### What you will do
Go through the records and filter out every line lacking the word "lieve"; copy the lines that remain.

########################################

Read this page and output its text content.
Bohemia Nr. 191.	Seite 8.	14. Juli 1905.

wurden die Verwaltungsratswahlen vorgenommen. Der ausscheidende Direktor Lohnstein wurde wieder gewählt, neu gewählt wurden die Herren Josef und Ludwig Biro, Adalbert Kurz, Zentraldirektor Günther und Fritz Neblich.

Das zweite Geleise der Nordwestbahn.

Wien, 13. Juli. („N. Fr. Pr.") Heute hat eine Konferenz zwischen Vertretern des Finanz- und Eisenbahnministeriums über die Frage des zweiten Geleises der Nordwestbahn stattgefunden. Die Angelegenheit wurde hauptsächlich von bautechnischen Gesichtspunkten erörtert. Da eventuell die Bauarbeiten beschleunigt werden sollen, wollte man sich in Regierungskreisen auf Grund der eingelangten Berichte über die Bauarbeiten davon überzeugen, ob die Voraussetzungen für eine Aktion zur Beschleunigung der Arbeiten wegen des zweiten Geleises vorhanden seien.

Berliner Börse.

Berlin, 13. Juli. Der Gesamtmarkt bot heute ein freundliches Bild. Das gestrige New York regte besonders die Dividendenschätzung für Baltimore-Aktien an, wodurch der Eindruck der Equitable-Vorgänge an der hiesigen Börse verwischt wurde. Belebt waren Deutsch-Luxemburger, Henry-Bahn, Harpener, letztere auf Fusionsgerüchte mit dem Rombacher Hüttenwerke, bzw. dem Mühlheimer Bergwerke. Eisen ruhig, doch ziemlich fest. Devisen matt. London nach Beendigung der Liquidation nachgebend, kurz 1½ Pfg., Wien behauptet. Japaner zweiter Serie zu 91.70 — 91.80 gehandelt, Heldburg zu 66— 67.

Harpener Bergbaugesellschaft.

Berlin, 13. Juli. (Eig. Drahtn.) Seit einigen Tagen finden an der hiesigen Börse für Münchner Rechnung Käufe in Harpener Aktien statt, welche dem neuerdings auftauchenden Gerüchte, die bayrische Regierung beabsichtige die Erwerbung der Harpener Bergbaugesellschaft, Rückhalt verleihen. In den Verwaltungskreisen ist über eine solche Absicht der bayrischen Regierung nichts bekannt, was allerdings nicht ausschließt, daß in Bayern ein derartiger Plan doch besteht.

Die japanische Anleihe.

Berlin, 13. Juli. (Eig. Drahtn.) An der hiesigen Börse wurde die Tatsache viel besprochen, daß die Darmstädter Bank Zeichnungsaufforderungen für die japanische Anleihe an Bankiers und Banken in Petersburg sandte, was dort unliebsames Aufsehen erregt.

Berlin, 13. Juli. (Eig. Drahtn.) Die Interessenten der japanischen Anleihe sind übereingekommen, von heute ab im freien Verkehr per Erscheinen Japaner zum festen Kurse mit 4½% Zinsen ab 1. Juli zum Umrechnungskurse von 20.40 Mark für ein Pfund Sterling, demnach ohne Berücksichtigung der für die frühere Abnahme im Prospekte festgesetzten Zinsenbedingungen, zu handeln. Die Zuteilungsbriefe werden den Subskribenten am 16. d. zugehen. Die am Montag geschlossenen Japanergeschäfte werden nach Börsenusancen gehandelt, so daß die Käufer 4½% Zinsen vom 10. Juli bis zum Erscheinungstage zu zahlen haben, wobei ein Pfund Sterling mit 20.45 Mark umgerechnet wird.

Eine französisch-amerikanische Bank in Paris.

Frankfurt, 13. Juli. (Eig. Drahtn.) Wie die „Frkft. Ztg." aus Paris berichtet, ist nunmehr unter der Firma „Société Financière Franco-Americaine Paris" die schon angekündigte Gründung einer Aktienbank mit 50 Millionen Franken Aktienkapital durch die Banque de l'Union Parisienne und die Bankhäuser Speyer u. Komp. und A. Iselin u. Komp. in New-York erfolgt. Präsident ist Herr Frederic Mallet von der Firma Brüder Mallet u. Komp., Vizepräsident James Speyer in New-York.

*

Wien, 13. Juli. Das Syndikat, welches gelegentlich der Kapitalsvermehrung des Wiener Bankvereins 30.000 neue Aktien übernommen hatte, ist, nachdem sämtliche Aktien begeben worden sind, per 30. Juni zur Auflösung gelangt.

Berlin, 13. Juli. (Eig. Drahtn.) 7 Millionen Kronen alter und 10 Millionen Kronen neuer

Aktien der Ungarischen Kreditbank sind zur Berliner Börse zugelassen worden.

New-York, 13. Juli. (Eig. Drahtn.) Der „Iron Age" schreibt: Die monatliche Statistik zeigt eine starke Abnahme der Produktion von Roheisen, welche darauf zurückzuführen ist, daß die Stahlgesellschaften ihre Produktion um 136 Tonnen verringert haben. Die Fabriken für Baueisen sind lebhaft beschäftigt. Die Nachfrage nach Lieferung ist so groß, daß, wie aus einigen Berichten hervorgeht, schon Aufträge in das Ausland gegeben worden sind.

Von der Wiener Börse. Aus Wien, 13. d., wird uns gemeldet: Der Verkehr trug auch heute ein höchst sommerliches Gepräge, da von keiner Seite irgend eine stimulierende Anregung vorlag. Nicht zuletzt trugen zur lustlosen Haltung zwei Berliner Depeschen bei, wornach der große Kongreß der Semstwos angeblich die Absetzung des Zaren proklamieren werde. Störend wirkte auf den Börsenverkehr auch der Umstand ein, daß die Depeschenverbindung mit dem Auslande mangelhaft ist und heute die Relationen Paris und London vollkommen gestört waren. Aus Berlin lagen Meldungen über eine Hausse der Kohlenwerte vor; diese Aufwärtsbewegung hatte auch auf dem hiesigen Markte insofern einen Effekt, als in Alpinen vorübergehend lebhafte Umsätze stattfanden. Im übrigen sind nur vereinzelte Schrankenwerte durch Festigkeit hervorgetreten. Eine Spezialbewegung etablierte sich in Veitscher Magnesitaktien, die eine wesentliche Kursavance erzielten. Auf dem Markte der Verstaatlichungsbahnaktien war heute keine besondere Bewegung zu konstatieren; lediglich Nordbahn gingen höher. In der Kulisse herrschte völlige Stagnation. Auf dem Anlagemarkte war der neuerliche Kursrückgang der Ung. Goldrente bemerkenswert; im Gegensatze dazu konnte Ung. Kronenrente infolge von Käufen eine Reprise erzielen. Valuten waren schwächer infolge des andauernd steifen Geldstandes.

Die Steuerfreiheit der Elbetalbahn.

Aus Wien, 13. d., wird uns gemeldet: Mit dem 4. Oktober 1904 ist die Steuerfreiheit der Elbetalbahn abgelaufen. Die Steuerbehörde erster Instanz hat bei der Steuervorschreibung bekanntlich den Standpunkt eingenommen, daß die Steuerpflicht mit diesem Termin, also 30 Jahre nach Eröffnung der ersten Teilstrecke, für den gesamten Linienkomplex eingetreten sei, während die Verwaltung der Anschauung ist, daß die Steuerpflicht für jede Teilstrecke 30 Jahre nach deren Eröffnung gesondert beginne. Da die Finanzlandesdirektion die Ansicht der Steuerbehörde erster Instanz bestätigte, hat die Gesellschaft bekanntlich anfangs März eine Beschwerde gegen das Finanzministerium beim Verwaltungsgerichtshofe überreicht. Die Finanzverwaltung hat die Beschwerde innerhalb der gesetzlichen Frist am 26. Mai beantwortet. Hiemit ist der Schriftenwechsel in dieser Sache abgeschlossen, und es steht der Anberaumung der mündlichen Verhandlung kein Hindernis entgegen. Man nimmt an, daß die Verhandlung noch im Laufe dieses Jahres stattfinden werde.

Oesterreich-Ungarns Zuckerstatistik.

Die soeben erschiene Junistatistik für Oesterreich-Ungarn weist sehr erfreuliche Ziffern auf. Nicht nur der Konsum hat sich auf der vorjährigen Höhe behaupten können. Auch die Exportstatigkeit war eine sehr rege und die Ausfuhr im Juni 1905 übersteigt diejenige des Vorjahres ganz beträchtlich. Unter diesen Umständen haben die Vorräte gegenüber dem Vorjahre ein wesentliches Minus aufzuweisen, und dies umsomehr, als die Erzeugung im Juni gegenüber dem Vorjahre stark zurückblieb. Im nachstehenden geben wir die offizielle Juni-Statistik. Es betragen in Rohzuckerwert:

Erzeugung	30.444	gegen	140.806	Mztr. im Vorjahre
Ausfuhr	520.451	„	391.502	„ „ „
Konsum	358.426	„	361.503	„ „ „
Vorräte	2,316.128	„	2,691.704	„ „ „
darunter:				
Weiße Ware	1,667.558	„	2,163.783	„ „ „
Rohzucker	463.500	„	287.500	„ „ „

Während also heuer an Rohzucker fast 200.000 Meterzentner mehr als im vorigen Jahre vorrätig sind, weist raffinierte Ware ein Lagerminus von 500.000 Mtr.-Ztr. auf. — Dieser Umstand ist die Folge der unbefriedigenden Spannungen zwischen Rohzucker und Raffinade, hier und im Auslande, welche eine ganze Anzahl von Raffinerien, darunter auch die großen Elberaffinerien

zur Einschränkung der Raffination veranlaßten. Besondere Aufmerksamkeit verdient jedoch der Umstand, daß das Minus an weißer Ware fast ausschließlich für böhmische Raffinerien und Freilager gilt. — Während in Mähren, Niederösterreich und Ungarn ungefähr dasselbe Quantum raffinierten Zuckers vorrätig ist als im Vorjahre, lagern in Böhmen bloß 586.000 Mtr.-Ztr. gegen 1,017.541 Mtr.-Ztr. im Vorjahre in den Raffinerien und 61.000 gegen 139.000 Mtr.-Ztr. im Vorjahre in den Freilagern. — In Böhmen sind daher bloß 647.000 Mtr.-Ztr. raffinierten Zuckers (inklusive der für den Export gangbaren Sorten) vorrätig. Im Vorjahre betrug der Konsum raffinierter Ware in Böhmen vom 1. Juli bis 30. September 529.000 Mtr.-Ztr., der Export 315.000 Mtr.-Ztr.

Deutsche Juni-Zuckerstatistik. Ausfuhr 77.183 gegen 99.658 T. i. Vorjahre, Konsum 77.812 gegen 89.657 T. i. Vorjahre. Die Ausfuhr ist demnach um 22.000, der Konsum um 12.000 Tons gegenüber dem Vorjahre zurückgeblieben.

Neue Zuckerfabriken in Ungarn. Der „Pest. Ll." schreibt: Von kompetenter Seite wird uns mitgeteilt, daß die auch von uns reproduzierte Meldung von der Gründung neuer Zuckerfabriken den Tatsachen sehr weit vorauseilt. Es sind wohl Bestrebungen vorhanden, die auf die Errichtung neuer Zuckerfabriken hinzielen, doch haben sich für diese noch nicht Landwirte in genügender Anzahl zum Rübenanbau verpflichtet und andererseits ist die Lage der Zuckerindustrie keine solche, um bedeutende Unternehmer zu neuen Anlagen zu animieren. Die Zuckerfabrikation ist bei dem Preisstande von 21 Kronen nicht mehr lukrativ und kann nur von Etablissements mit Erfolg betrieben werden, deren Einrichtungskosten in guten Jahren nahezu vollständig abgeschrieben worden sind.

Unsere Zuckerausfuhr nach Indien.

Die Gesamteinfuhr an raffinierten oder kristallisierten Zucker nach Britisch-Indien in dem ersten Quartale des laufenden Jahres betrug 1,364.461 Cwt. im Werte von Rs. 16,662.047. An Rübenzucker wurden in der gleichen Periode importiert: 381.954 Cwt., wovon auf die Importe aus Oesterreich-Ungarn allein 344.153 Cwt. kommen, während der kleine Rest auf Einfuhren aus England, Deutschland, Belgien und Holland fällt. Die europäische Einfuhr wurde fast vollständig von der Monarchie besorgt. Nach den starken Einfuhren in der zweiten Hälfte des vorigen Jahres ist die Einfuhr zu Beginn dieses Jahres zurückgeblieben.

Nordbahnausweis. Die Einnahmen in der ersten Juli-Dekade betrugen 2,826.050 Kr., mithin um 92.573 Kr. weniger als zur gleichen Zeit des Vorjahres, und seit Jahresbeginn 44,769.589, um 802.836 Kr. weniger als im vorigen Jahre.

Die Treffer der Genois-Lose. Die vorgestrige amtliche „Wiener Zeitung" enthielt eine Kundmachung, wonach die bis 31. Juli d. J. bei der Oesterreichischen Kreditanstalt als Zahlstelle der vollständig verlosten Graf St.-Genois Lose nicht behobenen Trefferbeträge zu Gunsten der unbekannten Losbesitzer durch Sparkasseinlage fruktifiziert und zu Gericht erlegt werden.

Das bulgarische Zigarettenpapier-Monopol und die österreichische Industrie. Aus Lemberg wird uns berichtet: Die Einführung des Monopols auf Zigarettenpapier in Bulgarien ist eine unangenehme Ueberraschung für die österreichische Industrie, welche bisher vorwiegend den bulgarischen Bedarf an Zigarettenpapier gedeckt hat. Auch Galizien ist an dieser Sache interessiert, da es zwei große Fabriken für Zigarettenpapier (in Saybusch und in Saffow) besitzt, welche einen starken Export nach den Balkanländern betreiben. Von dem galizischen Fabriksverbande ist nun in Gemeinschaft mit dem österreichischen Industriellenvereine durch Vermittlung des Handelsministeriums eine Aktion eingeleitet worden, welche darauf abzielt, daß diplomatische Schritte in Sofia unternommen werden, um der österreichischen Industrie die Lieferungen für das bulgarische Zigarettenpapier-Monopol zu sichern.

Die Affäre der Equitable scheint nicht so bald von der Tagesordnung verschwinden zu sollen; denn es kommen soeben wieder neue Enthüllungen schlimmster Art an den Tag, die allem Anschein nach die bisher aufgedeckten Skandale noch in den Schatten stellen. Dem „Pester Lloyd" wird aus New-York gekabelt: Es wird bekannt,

########################################

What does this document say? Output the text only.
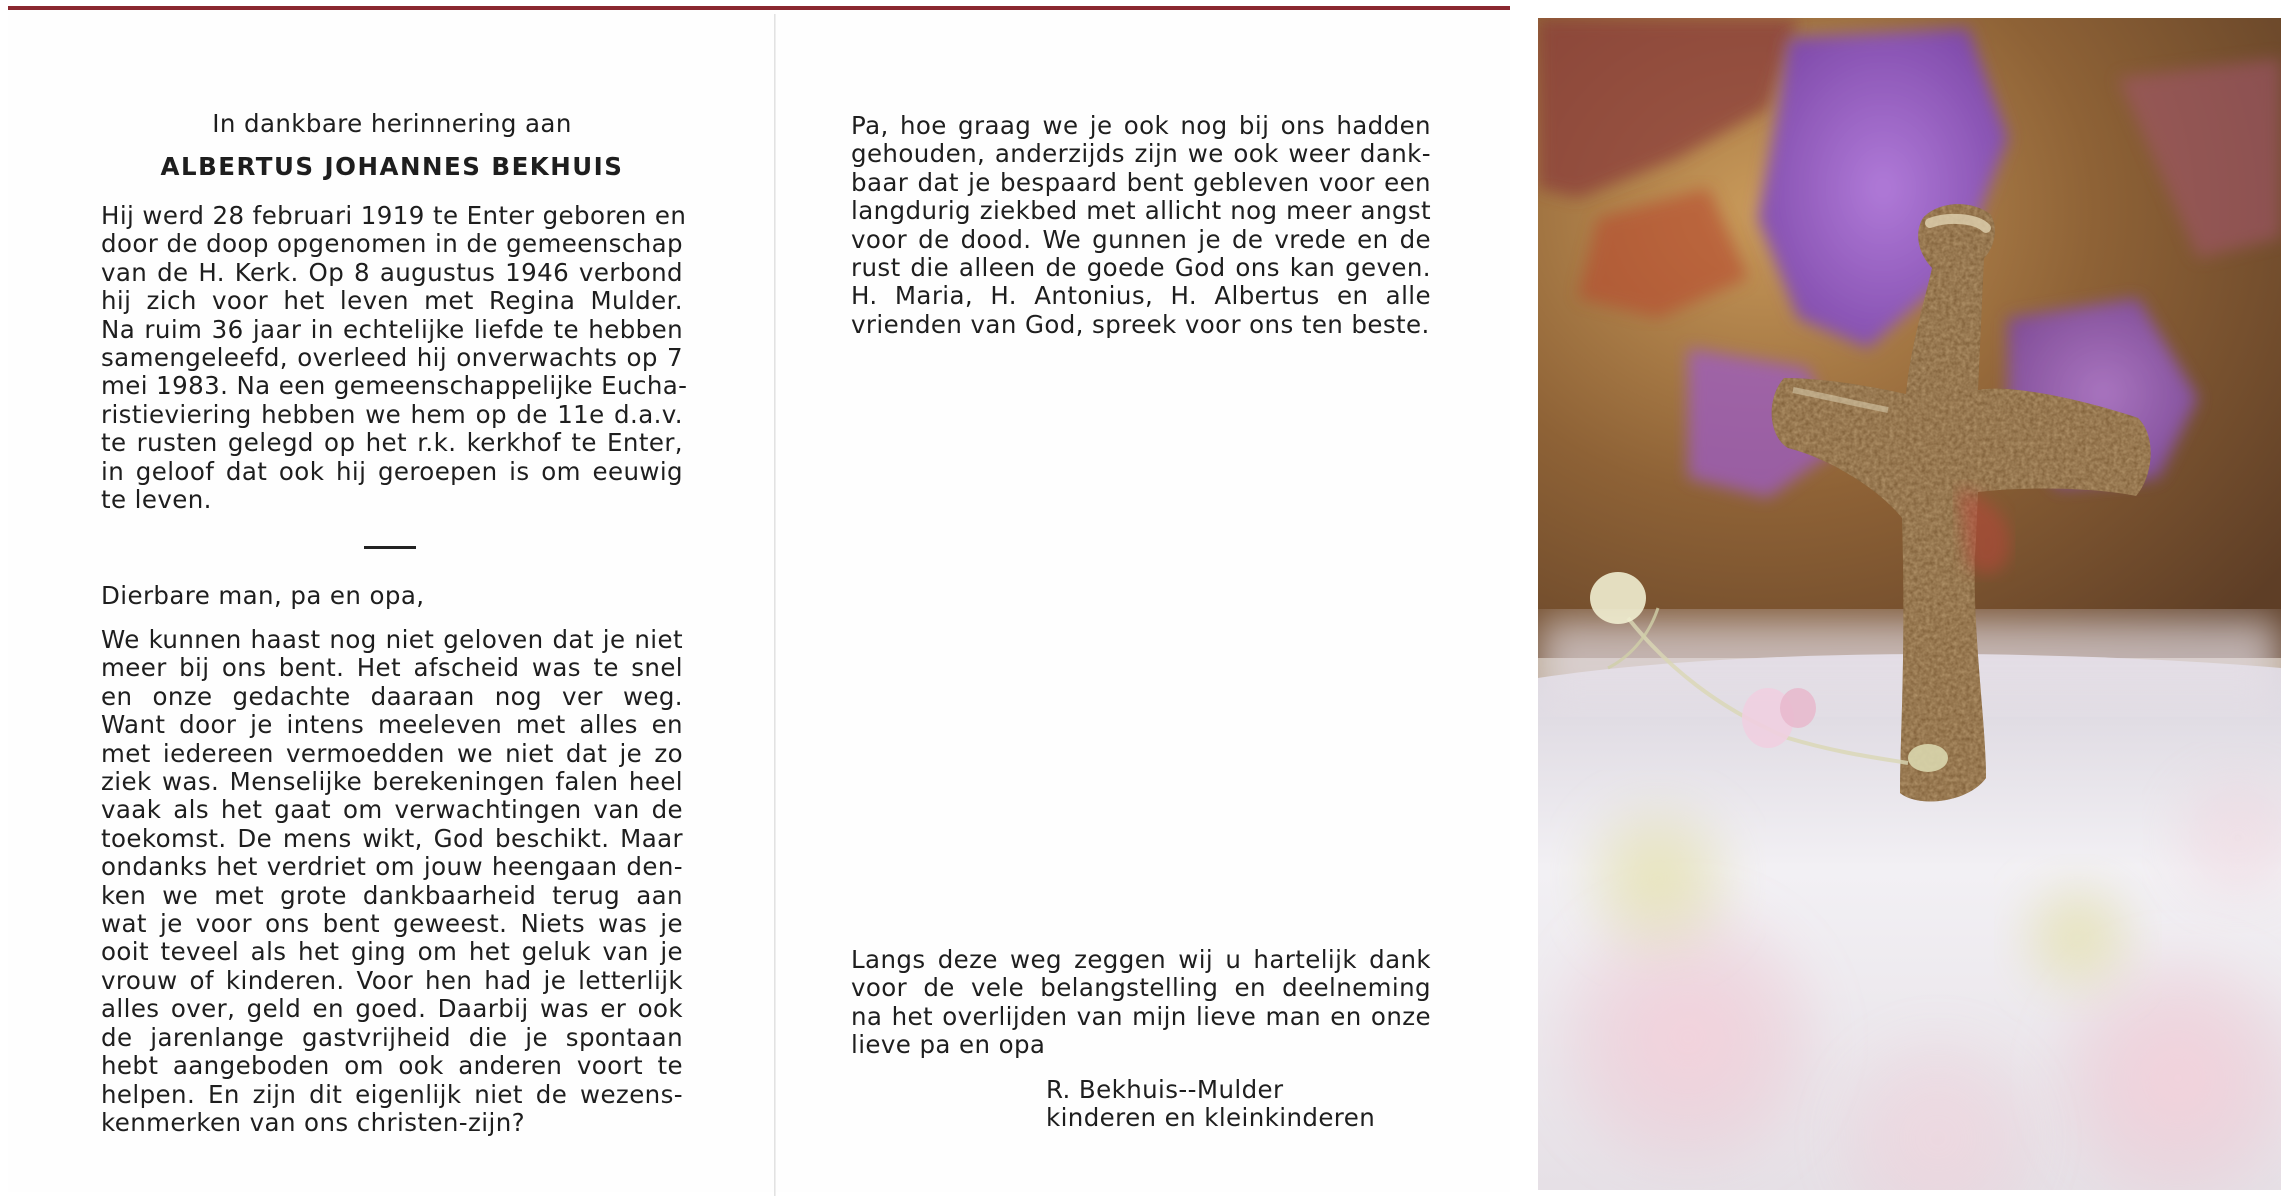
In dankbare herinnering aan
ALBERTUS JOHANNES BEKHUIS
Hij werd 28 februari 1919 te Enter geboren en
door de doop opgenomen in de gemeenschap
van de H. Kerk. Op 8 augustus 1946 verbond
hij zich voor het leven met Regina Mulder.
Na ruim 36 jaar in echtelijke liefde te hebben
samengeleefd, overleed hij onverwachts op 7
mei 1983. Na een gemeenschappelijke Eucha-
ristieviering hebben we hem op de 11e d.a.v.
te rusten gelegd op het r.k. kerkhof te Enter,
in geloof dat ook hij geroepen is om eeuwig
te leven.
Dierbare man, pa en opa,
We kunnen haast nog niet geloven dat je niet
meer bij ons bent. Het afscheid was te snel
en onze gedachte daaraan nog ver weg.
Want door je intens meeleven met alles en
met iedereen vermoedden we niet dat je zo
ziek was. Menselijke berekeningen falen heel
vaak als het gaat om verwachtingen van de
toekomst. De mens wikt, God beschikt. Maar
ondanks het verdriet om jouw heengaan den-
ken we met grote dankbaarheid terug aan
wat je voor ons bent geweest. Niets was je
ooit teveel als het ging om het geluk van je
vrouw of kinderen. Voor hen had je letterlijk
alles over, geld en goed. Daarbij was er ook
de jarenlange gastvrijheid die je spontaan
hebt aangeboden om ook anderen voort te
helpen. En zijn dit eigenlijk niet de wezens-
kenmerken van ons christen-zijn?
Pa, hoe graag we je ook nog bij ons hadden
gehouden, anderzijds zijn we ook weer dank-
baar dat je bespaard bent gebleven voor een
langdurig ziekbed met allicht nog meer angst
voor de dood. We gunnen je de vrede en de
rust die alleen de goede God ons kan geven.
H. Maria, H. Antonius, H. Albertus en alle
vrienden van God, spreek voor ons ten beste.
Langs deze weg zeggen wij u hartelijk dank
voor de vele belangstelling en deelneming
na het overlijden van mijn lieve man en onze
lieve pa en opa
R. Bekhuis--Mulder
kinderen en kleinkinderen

########################################

### Output
na het overlijden van mijn lieve man en onze
lieve pa en opa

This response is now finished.